#### The request:
Collect all lines containing the word "условиях" from the data.

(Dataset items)
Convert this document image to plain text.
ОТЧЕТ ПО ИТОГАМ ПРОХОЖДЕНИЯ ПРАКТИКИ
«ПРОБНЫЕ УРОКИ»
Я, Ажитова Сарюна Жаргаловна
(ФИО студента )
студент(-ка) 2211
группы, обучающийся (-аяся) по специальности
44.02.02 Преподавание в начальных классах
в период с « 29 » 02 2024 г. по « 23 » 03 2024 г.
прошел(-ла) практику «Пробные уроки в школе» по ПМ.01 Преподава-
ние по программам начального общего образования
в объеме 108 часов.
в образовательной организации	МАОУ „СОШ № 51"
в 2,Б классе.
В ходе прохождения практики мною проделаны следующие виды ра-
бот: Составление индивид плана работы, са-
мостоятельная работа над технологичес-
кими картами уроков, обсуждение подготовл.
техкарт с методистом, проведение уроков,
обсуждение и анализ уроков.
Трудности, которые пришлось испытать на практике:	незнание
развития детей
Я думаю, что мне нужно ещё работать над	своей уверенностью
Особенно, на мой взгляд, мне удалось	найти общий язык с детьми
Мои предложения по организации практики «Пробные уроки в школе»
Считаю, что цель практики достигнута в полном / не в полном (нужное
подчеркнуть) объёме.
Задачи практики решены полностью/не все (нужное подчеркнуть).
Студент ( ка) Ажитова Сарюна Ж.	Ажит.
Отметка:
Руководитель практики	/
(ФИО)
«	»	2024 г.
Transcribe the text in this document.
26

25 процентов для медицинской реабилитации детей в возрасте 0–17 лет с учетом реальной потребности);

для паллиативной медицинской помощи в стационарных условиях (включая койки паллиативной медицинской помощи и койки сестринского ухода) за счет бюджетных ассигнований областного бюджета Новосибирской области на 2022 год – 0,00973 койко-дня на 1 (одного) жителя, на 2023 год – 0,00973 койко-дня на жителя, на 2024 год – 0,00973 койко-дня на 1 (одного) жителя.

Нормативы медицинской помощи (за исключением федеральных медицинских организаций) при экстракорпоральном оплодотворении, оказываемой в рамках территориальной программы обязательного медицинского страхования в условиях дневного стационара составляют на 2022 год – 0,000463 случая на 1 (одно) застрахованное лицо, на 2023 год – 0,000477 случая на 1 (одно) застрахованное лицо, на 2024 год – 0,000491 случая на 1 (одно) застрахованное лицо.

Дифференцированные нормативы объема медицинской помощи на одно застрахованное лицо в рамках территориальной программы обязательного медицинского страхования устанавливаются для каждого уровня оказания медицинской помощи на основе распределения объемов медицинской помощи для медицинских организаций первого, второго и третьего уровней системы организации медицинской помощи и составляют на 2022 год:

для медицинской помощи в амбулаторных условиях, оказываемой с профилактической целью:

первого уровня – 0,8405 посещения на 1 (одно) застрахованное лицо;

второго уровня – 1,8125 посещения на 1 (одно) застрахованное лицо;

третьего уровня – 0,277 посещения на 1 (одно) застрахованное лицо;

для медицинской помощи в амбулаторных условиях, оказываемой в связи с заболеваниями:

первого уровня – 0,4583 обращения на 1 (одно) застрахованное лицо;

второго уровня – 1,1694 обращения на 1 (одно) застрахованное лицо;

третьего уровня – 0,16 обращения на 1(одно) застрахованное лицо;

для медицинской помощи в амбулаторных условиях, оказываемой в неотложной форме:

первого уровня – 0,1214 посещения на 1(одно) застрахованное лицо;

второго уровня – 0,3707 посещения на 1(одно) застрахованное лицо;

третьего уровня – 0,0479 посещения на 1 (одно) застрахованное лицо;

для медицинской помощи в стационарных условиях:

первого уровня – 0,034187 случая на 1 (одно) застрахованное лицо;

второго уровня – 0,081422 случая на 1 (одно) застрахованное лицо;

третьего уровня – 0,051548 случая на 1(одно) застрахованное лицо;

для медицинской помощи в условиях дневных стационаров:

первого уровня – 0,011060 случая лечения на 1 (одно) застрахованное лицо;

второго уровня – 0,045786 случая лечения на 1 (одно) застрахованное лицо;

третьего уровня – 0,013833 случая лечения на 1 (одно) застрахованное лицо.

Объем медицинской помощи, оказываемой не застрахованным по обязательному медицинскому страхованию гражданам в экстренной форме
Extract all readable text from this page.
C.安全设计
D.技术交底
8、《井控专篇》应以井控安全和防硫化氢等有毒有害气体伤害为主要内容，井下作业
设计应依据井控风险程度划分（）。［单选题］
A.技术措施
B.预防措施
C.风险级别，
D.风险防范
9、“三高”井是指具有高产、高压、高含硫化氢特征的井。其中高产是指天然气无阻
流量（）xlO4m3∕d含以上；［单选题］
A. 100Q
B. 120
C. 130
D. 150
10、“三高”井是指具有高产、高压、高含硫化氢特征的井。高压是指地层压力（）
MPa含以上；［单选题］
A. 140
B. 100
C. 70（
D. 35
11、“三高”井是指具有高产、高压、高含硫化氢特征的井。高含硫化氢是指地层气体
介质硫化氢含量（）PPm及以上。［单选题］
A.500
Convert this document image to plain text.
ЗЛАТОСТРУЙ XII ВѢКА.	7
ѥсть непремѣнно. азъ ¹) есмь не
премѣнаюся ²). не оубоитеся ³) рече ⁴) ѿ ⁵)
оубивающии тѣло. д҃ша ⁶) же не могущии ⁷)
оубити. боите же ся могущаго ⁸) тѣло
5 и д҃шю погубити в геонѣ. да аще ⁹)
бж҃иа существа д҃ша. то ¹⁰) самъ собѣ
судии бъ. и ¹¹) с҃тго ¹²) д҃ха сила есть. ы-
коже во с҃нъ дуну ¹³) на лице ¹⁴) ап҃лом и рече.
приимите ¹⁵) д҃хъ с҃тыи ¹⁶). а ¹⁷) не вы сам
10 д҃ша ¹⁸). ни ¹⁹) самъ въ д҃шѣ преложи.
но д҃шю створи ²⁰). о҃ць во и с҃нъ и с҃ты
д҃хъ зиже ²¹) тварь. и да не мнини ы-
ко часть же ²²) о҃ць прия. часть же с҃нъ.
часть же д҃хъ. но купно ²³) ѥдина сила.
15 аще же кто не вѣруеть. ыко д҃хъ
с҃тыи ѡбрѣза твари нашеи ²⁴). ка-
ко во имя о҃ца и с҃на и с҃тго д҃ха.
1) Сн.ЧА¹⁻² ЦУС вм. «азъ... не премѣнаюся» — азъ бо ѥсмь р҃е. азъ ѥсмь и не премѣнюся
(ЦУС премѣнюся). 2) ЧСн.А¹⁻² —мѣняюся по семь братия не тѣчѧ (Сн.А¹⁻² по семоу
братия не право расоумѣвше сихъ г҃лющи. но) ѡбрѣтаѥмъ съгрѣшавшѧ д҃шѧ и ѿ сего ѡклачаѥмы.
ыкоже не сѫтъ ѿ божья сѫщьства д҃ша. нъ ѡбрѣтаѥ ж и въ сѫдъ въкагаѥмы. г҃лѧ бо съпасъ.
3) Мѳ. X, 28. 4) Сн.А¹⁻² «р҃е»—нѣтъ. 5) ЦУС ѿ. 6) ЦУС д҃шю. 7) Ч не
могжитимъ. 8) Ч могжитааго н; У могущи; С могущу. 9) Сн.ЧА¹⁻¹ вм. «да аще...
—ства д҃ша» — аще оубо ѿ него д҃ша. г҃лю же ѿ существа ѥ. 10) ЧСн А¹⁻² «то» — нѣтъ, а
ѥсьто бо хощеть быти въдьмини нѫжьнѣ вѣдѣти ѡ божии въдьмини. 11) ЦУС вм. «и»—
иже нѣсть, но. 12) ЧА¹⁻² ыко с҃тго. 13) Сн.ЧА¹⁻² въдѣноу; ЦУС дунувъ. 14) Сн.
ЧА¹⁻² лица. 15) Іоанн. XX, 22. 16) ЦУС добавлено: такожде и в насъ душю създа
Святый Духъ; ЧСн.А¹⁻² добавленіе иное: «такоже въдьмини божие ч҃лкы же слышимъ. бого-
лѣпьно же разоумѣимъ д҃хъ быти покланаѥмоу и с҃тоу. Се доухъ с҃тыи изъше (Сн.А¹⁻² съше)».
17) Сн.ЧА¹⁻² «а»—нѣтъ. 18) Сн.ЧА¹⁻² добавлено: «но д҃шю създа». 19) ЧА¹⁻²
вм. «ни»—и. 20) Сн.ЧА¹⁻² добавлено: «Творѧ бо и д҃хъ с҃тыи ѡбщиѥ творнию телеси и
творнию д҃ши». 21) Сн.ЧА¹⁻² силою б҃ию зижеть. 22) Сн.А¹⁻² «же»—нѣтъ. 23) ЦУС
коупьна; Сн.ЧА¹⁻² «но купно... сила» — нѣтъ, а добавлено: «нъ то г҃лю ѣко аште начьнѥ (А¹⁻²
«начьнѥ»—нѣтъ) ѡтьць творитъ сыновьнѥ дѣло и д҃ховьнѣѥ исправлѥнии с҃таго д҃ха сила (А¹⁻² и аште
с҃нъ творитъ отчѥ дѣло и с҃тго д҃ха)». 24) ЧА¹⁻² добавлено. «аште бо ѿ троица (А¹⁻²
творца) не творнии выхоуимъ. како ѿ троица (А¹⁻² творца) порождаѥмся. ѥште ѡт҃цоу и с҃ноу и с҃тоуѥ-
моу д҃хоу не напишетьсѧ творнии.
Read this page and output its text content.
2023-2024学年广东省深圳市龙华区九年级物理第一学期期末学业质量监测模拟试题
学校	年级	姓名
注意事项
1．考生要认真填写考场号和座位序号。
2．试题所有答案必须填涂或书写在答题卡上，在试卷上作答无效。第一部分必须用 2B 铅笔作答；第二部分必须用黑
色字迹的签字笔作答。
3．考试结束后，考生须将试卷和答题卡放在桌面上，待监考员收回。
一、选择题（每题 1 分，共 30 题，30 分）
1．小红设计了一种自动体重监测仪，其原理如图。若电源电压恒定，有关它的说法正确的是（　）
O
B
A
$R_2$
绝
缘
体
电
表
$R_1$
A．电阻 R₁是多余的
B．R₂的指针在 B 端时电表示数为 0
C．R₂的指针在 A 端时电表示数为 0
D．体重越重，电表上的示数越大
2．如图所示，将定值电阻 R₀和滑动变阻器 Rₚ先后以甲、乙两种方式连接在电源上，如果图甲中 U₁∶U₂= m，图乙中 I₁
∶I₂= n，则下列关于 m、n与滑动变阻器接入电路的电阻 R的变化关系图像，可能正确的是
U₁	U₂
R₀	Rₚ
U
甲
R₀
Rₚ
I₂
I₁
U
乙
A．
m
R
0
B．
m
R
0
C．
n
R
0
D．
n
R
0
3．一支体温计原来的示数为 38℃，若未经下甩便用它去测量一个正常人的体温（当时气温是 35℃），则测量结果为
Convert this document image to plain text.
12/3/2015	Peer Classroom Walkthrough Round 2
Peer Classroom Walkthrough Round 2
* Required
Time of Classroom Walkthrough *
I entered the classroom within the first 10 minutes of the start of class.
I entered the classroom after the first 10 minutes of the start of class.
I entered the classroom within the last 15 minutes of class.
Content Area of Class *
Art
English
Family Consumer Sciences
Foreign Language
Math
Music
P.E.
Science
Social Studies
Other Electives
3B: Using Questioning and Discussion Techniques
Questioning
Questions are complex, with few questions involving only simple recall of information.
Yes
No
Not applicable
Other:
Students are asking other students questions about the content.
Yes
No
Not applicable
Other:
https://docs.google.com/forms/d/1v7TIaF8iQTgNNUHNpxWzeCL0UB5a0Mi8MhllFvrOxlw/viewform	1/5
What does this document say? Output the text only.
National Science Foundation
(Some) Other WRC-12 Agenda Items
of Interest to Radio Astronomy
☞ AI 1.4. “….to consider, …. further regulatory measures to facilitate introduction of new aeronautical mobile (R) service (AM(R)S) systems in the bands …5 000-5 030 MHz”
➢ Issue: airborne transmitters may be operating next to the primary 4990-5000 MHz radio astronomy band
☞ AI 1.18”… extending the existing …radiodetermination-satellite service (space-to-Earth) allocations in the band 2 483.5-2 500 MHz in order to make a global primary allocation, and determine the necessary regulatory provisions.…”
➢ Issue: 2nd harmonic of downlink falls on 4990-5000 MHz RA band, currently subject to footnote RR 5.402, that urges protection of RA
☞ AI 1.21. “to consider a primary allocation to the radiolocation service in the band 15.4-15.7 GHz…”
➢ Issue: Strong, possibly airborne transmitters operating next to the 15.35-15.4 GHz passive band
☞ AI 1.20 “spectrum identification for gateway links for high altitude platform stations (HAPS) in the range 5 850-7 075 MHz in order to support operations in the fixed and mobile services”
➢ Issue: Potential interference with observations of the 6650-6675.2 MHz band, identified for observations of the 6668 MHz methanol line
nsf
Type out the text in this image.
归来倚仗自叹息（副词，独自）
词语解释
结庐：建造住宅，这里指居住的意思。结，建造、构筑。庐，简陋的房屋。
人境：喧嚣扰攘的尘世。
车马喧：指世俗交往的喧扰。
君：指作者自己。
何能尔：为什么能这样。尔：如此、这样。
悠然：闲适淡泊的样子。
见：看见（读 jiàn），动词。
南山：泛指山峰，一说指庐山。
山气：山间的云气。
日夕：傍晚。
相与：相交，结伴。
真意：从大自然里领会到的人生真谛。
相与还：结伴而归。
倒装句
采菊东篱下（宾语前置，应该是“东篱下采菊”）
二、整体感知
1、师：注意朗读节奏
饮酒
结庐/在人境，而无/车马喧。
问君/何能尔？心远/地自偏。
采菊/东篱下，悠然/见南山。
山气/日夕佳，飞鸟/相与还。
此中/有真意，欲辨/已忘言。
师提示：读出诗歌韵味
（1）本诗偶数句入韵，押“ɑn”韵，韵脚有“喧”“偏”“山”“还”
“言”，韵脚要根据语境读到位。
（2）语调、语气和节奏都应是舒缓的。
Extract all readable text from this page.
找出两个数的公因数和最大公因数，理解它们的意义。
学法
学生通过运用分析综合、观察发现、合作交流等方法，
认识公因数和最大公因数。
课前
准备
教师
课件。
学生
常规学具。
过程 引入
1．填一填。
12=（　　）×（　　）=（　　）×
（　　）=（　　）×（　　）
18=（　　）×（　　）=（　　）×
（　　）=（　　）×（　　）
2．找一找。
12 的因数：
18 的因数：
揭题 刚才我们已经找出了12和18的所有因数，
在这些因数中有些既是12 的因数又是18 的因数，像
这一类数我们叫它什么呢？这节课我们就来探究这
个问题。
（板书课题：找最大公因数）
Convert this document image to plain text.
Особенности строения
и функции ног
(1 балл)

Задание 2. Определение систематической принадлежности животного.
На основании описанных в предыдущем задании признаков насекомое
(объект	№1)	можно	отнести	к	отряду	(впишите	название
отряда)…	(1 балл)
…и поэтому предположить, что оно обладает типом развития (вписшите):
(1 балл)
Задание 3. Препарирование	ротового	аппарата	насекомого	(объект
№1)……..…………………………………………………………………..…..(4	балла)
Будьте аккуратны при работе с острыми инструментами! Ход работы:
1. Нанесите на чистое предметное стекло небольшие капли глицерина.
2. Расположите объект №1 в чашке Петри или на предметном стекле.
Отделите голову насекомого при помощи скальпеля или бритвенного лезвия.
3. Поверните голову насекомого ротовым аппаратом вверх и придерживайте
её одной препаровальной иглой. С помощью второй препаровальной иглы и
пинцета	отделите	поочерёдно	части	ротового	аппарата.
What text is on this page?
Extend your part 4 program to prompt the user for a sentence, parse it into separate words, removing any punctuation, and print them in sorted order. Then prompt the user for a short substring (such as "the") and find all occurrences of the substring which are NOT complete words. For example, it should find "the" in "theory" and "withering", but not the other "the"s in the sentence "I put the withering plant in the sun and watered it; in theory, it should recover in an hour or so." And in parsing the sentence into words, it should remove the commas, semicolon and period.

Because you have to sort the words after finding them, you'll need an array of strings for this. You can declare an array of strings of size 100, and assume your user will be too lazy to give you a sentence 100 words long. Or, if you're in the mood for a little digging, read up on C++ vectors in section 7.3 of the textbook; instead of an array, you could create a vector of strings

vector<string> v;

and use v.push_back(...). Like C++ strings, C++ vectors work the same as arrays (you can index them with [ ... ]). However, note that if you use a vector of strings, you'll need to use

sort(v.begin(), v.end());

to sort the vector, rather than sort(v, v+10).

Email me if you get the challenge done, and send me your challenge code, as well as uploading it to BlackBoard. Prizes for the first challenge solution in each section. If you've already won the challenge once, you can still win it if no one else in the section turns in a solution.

#### Result:
для паллиативной медицинской помощи в стационарных условиях (включая койки паллиативной медицинской помощи и койки сестринского ухода) за счет бюджетных ассигнований областного бюджета Новосибирской области на 2022 год – 0,00973 койко-дня на 1 (одного) жителя, на 2023 год – 0,00973 койко-дня на жителя, на 2024 год – 0,00973 койко-дня на 1 (одного) жителя.
Нормативы медицинской помощи (за исключением федеральных медицинских организаций) при экстракорпоральном оплодотворении, оказываемой в рамках территориальной программы обязательного медицинского страхования в условиях дневного стационара составляют на 2022 год – 0,000463 случая на 1 (одно) застрахованное лицо, на 2023 год – 0,000477 случая на 1 (одно) застрахованное лицо, на 2024 год – 0,000491 случая на 1 (одно) застрахованное лицо.
для медицинской помощи в амбулаторных условиях, оказываемой с профилактической целью:
для медицинской помощи в амбулаторных условиях, оказываемой в связи с заболеваниями:
для медицинской помощи в амбулаторных условиях, оказываемой в неотложной форме:
для медицинской помощи в стационарных условиях:
для медицинской помощи в условиях дневных стационаров:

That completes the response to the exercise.